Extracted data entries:

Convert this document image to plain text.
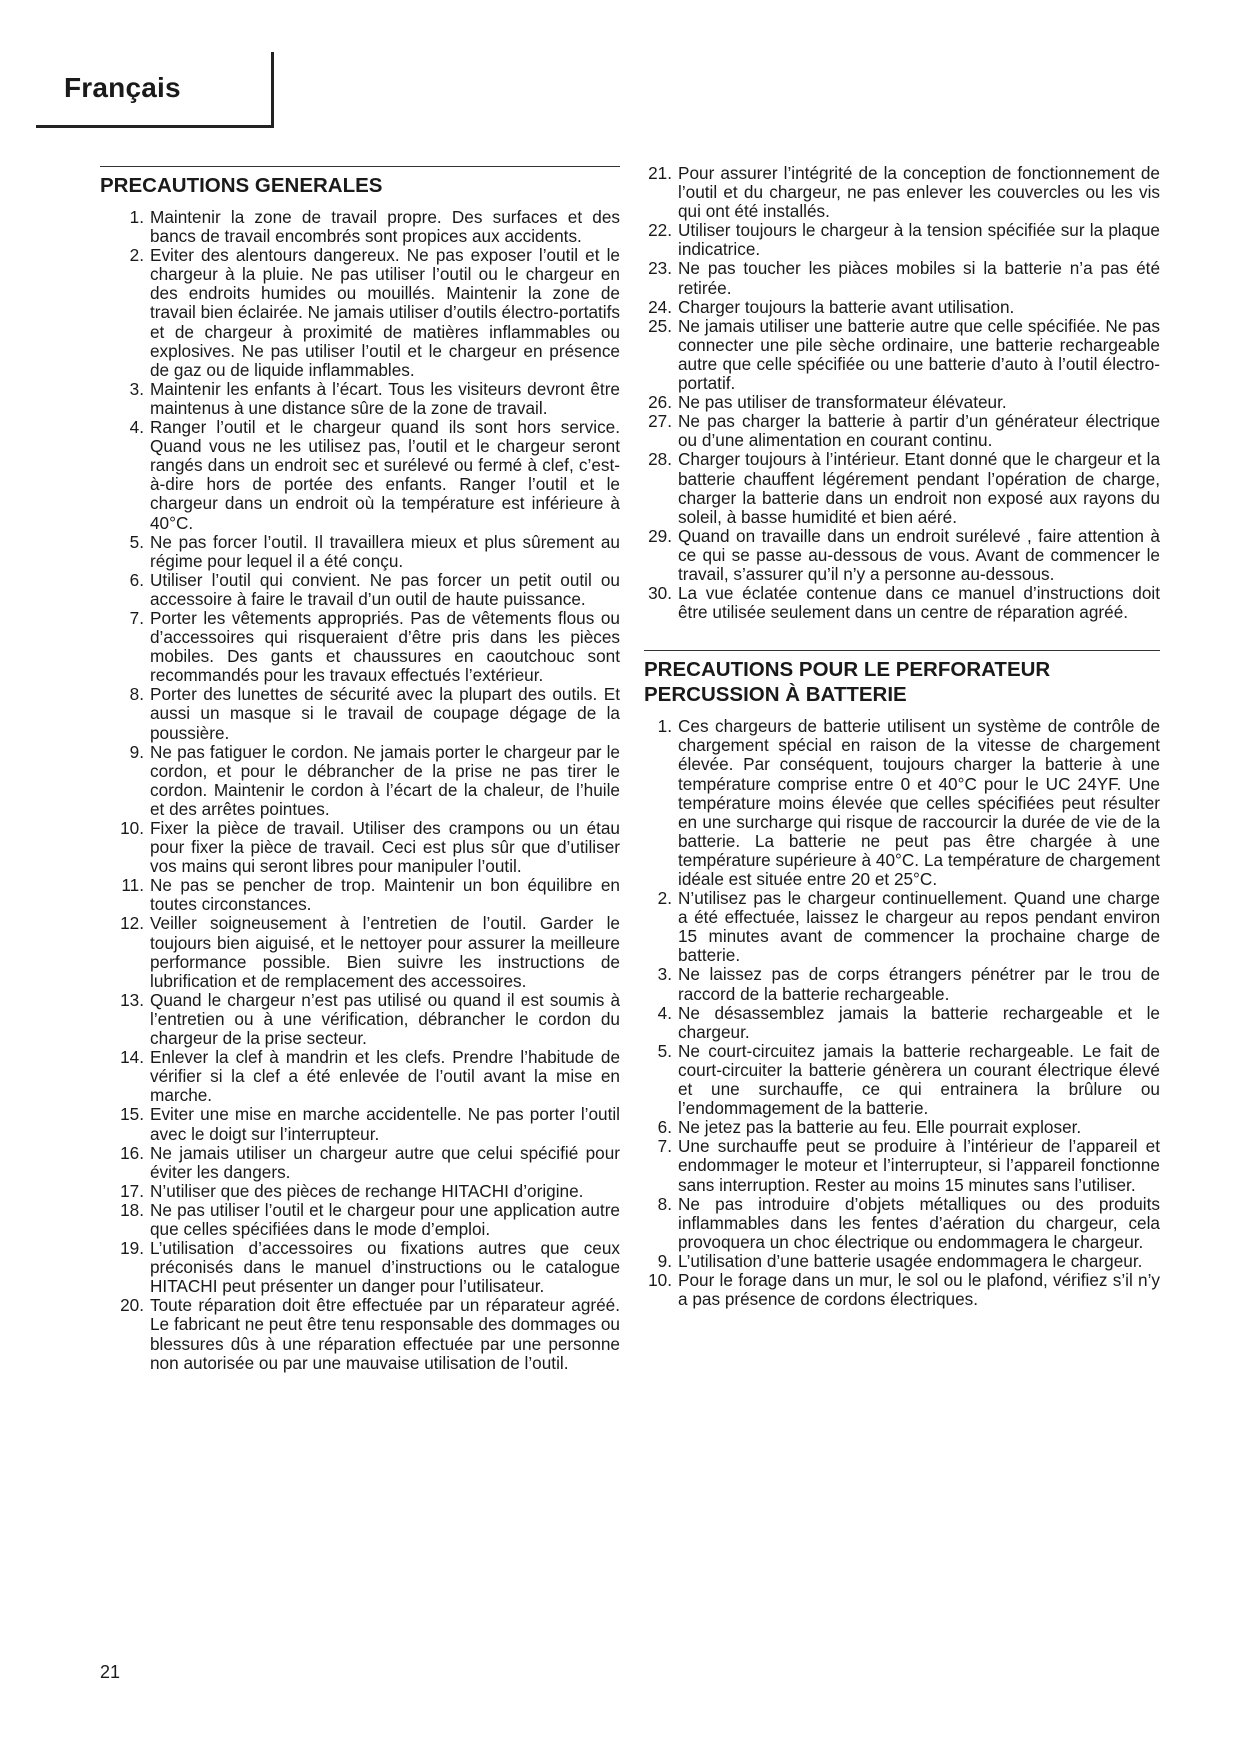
Français
PRECAUTIONS GENERALES
1. Maintenir la zone de travail propre. Des surfaces et des bancs de travail encombrés sont propices aux accidents.
2. Eviter des alentours dangereux. Ne pas exposer l’outil et le chargeur à la pluie. Ne pas utiliser l’outil ou le chargeur en des endroits humides ou mouillés. Maintenir la zone de travail bien éclairée. Ne jamais utiliser d’outils électro-portatifs et de chargeur à proximité de matières inflammables ou explosives. Ne pas utiliser l’outil et le chargeur en présence de gaz ou de liquide inflammables.
3. Maintenir les enfants à l’écart. Tous les visiteurs devront être maintenus à une distance sûre de la zone de travail.
4. Ranger l’outil et le chargeur quand ils sont hors service. Quand vous ne les utilisez pas, l’outil et le chargeur seront rangés dans un endroit sec et surélevé ou fermé à clef, c’est-à-dire hors de portée des enfants. Ranger l’outil et le chargeur dans un endroit où la température est inférieure à 40°C.
5. Ne pas forcer l’outil. Il travaillera mieux et plus sûrement au régime pour lequel il a été conçu.
6. Utiliser l’outil qui convient. Ne pas forcer un petit outil ou accessoire à faire le travail d’un outil de haute puissance.
7. Porter les vêtements appropriés. Pas de vêtements flous ou d’accessoires qui risqueraient d’être pris dans les pièces mobiles. Des gants et chaussures en caoutchouc sont recommandés pour les travaux effectués l’extérieur.
8. Porter des lunettes de sécurité avec la plupart des outils. Et aussi un masque si le travail de coupage dégage de la poussière.
9. Ne pas fatiguer le cordon. Ne jamais porter le chargeur par le cordon, et pour le débrancher de la prise ne pas tirer le cordon. Maintenir le cordon à l’écart de la chaleur, de l’huile et des arrêtes pointues.
10. Fixer la pièce de travail. Utiliser des crampons ou un étau pour fixer la pièce de travail. Ceci est plus sûr que d’utiliser vos mains qui seront libres pour manipuler l’outil.
11. Ne pas se pencher de trop. Maintenir un bon équilibre en toutes circonstances.
12. Veiller soigneusement à l’entretien de l’outil. Garder le toujours bien aiguisé, et le nettoyer pour assurer la meilleure performance possible. Bien suivre les instructions de lubrification et de remplacement des accessoires.
13. Quand le chargeur n’est pas utilisé ou quand il est soumis à l’entretien ou à une vérification, débrancher le cordon du chargeur de la prise secteur.
14. Enlever la clef à mandrin et les clefs. Prendre l’habitude de vérifier si la clef a été enlevée de l’outil avant la mise en marche.
15. Eviter une mise en marche accidentelle. Ne pas porter l’outil avec le doigt sur l’interrupteur.
16. Ne jamais utiliser un chargeur autre que celui spécifié pour éviter les dangers.
17. N’utiliser que des pièces de rechange HITACHI d’origine.
18. Ne pas utiliser l’outil et le chargeur pour une application autre que celles spécifiées dans le mode d’emploi.
19. L’utilisation d’accessoires ou fixations autres que ceux préconisés dans le manuel d’instructions ou le catalogue HITACHI peut présenter un danger pour l’utilisateur.
20. Toute réparation doit être effectuée par un réparateur agréé. Le fabricant ne peut être tenu responsable des dommages ou blessures dûs à une réparation effectuée par une personne non autorisée ou par une mauvaise utilisation de l’outil.
21. Pour assurer l’intégrité de la conception de fonctionnement de l’outil et du chargeur, ne pas enlever les couvercles ou les vis qui ont été installés.
22. Utiliser toujours le chargeur à la tension spécifiée sur la plaque indicatrice.
23. Ne pas toucher les piàces mobiles si la batterie n’a pas été retirée.
24. Charger toujours la batterie avant utilisation.
25. Ne jamais utiliser une batterie autre que celle spécifiée. Ne pas connecter une pile sèche ordinaire, une batterie rechargeable autre que celle spécifiée ou une batterie d’auto à l’outil électro- portatif.
26. Ne pas utiliser de transformateur élévateur.
27. Ne pas charger la batterie à partir d’un générateur électrique ou d’une alimentation en courant continu.
28. Charger toujours à l’intérieur. Etant donné que le chargeur et la batterie chauffent légérement pendant l’opération de charge, charger la batterie dans un endroit non exposé aux rayons du soleil, à basse humidité et bien aéré.
29. Quand on travaille dans un endroit surélevé , faire attention à ce qui se passe au-dessous de vous. Avant de commencer le travail, s’assurer qu’il n’y a personne au-dessous.
30. La vue éclatée contenue dans ce manuel d’instructions doit être utilisée seulement dans un centre de réparation agréé.
PRECAUTIONS POUR LE PERFORATEUR
PERCUSSION À BATTERIE
1. Ces chargeurs de batterie utilisent un système de contrôle de chargement spécial en raison de la vitesse de chargement élevée. Par conséquent, toujours charger la batterie à une température comprise entre 0 et 40°C pour le UC 24YF. Une température moins élevée que celles spécifiées peut résulter en une surcharge qui risque de raccourcir la durée de vie de la batterie. La batterie ne peut pas être chargée à une température supérieure à 40°C. La température de chargement idéale est située entre 20 et 25°C.
2. N’utilisez pas le chargeur continuellement. Quand une charge a été effectuée, laissez le chargeur au repos pendant environ 15 minutes avant de commencer la prochaine charge de batterie.
3. Ne laissez pas de corps étrangers pénétrer par le trou de raccord de la batterie rechargeable.
4. Ne désassemblez jamais la batterie rechargeable et le chargeur.
5. Ne court-circuitez jamais la batterie rechargeable. Le fait de court-circuiter la batterie génèrera un courant électrique élevé et une surchauffe, ce qui entrainera la brûlure ou l’endommagement de la batterie.
6. Ne jetez pas la batterie au feu. Elle pourrait exploser.
7. Une surchauffe peut se produire à l’intérieur de l’appareil et endommager le moteur et l’interrupteur, si l’appareil fonctionne sans interruption. Rester au moins 15 minutes sans l’utiliser.
8. Ne pas introduire d’objets métalliques ou des produits inflammables dans les fentes d’aération du chargeur, cela provoquera un choc électrique ou endommagera le chargeur.
9. L’utilisation d’une batterie usagée endommagera le chargeur.
10. Pour le forage dans un mur, le sol ou le plafond, vérifiez s’il n’y a pas présence de cordons électriques.
21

Written problem: Where does the word "température" appear? Return each line that holds it.

Exercise solution:
4. Ranger l’outil et le chargeur quand ils sont hors service. Quand vous ne les utilisez pas, l’outil et le chargeur seront rangés dans un endroit sec et surélevé ou fermé à clef, c’est-à-dire hors de portée des enfants. Ranger l’outil et le chargeur dans un endroit où la température est inférieure à 40°C.
1. Ces chargeurs de batterie utilisent un système de contrôle de chargement spécial en raison de la vitesse de chargement élevée. Par conséquent, toujours charger la batterie à une température comprise entre 0 et 40°C pour le UC 24YF. Une température moins élevée que celles spécifiées peut résulter en une surcharge qui risque de raccourcir la durée de vie de la batterie. La batterie ne peut pas être chargée à une température supérieure à 40°C. La température de chargement idéale est située entre 20 et 25°C.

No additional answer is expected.